═════ Data section ═════
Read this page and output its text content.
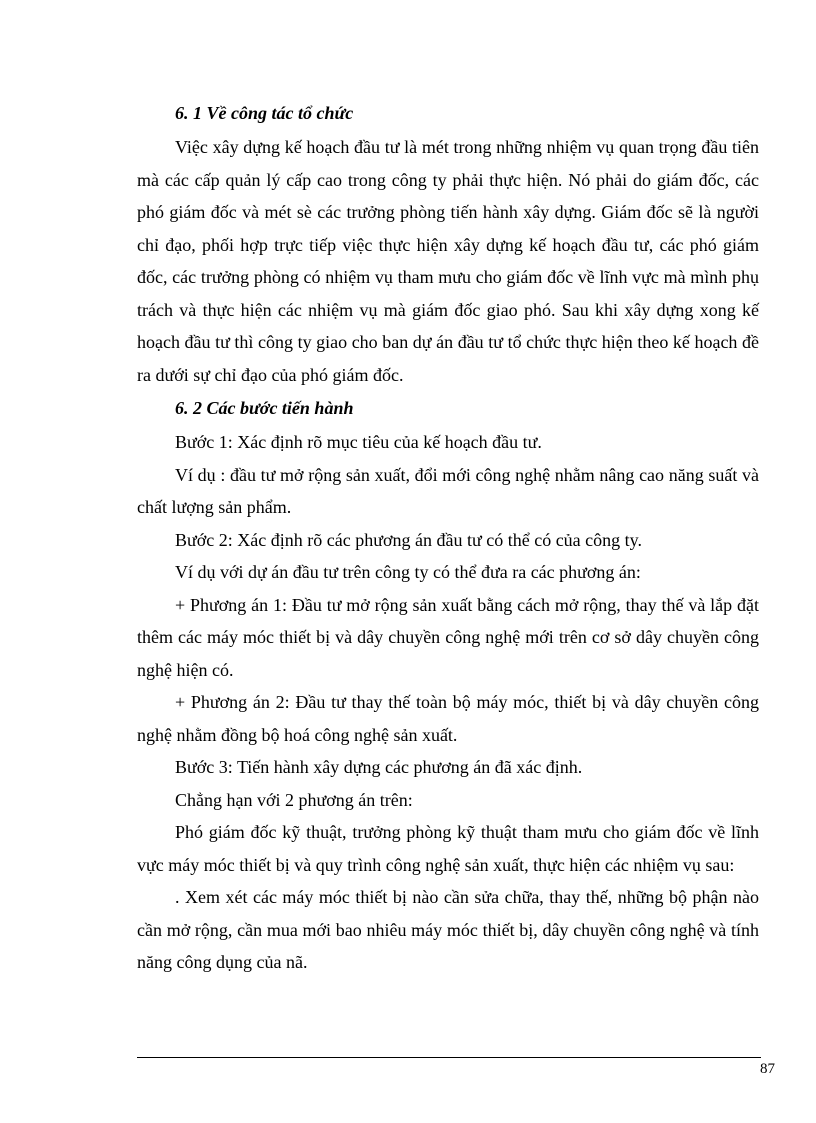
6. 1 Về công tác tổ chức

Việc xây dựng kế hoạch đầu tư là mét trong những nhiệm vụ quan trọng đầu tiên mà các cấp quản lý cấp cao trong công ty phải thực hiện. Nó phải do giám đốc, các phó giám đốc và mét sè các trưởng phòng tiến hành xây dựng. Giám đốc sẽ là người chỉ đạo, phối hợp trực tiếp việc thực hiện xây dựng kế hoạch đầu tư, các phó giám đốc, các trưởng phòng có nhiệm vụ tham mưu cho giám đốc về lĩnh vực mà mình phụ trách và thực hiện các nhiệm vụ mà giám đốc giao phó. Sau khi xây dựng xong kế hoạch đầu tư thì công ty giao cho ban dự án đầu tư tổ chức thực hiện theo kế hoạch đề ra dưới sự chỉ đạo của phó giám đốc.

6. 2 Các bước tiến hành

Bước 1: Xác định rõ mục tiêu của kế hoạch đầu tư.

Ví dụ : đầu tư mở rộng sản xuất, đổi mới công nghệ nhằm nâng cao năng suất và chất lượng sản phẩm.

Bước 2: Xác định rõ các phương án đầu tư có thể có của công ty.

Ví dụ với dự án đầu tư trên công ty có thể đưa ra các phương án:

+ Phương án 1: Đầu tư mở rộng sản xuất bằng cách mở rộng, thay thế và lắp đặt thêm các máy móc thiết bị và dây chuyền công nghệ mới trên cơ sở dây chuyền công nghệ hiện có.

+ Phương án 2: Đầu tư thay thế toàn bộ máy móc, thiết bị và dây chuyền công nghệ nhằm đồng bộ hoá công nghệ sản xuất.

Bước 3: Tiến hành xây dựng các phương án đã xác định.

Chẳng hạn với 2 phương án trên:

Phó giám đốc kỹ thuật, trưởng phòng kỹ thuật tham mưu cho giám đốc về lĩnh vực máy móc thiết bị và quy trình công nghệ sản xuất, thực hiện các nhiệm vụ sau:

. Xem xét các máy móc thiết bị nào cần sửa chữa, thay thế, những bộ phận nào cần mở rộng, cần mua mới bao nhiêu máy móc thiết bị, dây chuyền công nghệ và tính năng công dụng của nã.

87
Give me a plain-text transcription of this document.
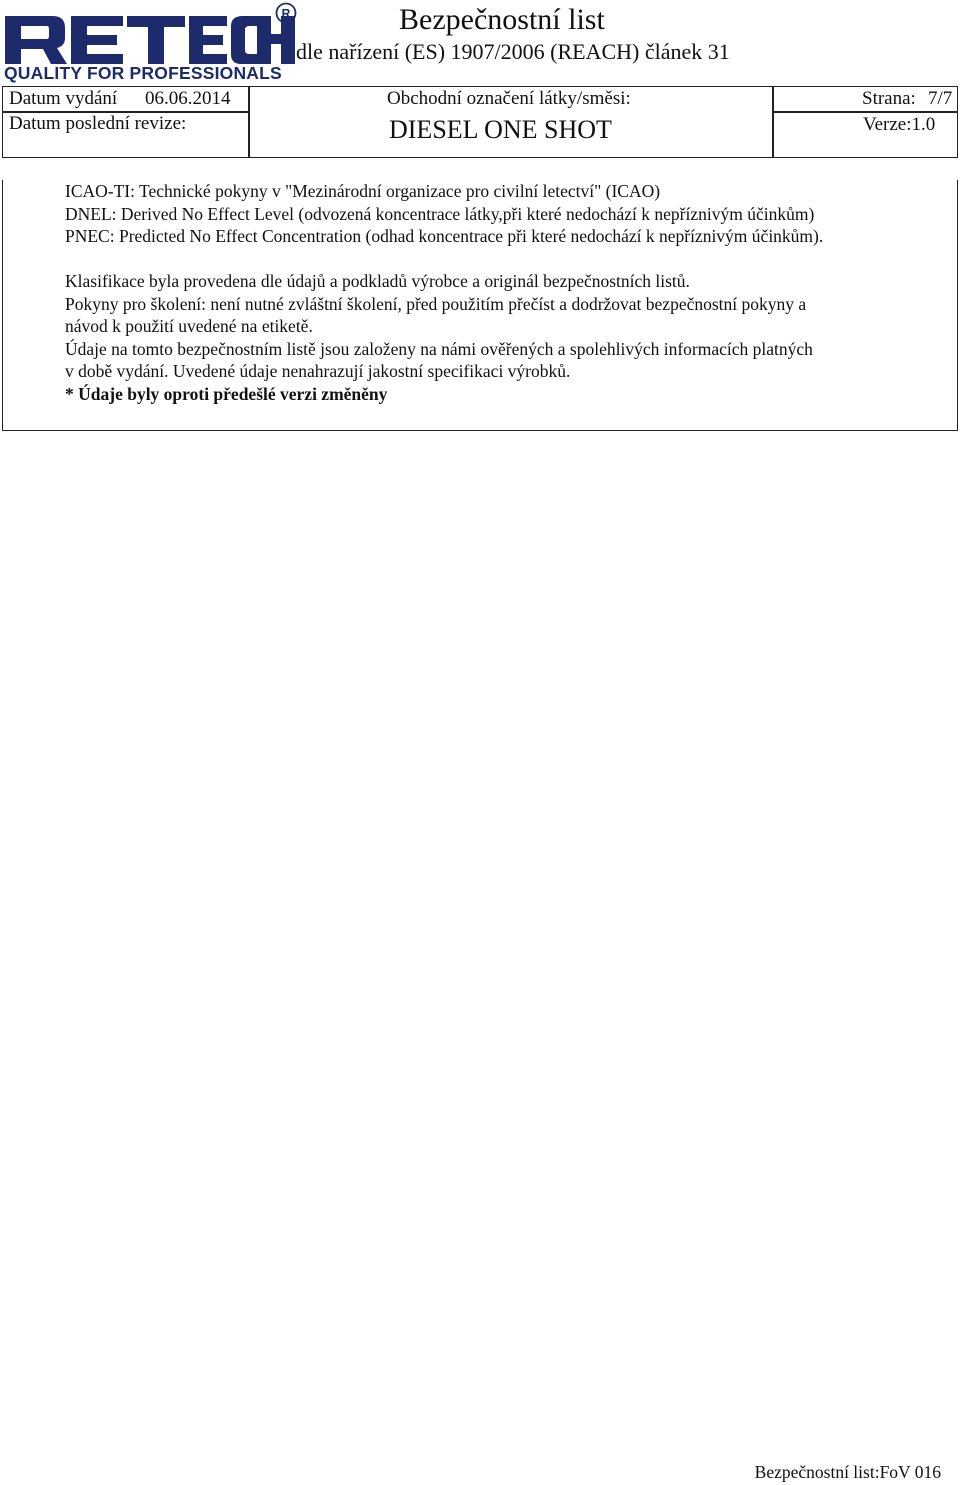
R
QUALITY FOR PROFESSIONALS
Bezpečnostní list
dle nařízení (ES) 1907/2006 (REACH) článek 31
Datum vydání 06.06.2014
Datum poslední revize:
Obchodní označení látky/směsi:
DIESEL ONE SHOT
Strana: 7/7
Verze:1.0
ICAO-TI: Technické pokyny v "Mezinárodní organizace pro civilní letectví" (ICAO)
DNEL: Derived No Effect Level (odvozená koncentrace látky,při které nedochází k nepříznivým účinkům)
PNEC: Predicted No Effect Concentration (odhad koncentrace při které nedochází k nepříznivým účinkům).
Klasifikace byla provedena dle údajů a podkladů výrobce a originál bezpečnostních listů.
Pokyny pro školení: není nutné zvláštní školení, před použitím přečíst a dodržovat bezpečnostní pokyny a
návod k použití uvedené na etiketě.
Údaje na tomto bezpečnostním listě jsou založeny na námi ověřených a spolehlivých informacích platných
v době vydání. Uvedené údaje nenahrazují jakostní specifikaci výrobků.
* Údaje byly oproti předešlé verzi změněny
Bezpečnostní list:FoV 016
═════
### Directive
Copy the whole listing above word for word but do not carry over the pictures.

### Expected answer
Read this page and output its text content.
6. 1 Về công tác tổ chức

Việc xây dựng kế hoạch đầu tư là mét trong những nhiệm vụ quan trọng đầu tiên mà các cấp quản lý cấp cao trong công ty phải thực hiện. Nó phải do giám đốc, các phó giám đốc và mét sè các trưởng phòng tiến hành xây dựng. Giám đốc sẽ là người chỉ đạo, phối hợp trực tiếp việc thực hiện xây dựng kế hoạch đầu tư, các phó giám đốc, các trưởng phòng có nhiệm vụ tham mưu cho giám đốc về lĩnh vực mà mình phụ trách và thực hiện các nhiệm vụ mà giám đốc giao phó. Sau khi xây dựng xong kế hoạch đầu tư thì công ty giao cho ban dự án đầu tư tổ chức thực hiện theo kế hoạch đề ra dưới sự chỉ đạo của phó giám đốc.

6. 2 Các bước tiến hành

Bước 1: Xác định rõ mục tiêu của kế hoạch đầu tư.

Ví dụ : đầu tư mở rộng sản xuất, đổi mới công nghệ nhằm nâng cao năng suất và chất lượng sản phẩm.

Bước 2: Xác định rõ các phương án đầu tư có thể có của công ty.

Ví dụ với dự án đầu tư trên công ty có thể đưa ra các phương án:

+ Phương án 1: Đầu tư mở rộng sản xuất bằng cách mở rộng, thay thế và lắp đặt thêm các máy móc thiết bị và dây chuyền công nghệ mới trên cơ sở dây chuyền công nghệ hiện có.

+ Phương án 2: Đầu tư thay thế toàn bộ máy móc, thiết bị và dây chuyền công nghệ nhằm đồng bộ hoá công nghệ sản xuất.

Bước 3: Tiến hành xây dựng các phương án đã xác định.

Chẳng hạn với 2 phương án trên:

Phó giám đốc kỹ thuật, trưởng phòng kỹ thuật tham mưu cho giám đốc về lĩnh vực máy móc thiết bị và quy trình công nghệ sản xuất, thực hiện các nhiệm vụ sau:

. Xem xét các máy móc thiết bị nào cần sửa chữa, thay thế, những bộ phận nào cần mở rộng, cần mua mới bao nhiêu máy móc thiết bị, dây chuyền công nghệ và tính năng công dụng của nã.

87
Give me a plain-text transcription of this document.
R
QUALITY FOR PROFESSIONALS
Bezpečnostní list
dle nařízení (ES) 1907/2006 (REACH) článek 31
Datum vydání 06.06.2014
Datum poslední revize:
Obchodní označení látky/směsi:
DIESEL ONE SHOT
Strana: 7/7
Verze:1.0
ICAO-TI: Technické pokyny v "Mezinárodní organizace pro civilní letectví" (ICAO)
DNEL: Derived No Effect Level (odvozená koncentrace látky,při které nedochází k nepříznivým účinkům)
PNEC: Predicted No Effect Concentration (odhad koncentrace při které nedochází k nepříznivým účinkům).
Klasifikace byla provedena dle údajů a podkladů výrobce a originál bezpečnostních listů.
Pokyny pro školení: není nutné zvláštní školení, před použitím přečíst a dodržovat bezpečnostní pokyny a
návod k použití uvedené na etiketě.
Údaje na tomto bezpečnostním listě jsou založeny na námi ověřených a spolehlivých informacích platných
v době vydání. Uvedené údaje nenahrazují jakostní specifikaci výrobků.
* Údaje byly oproti předešlé verzi změněny
Bezpečnostní list:FoV 016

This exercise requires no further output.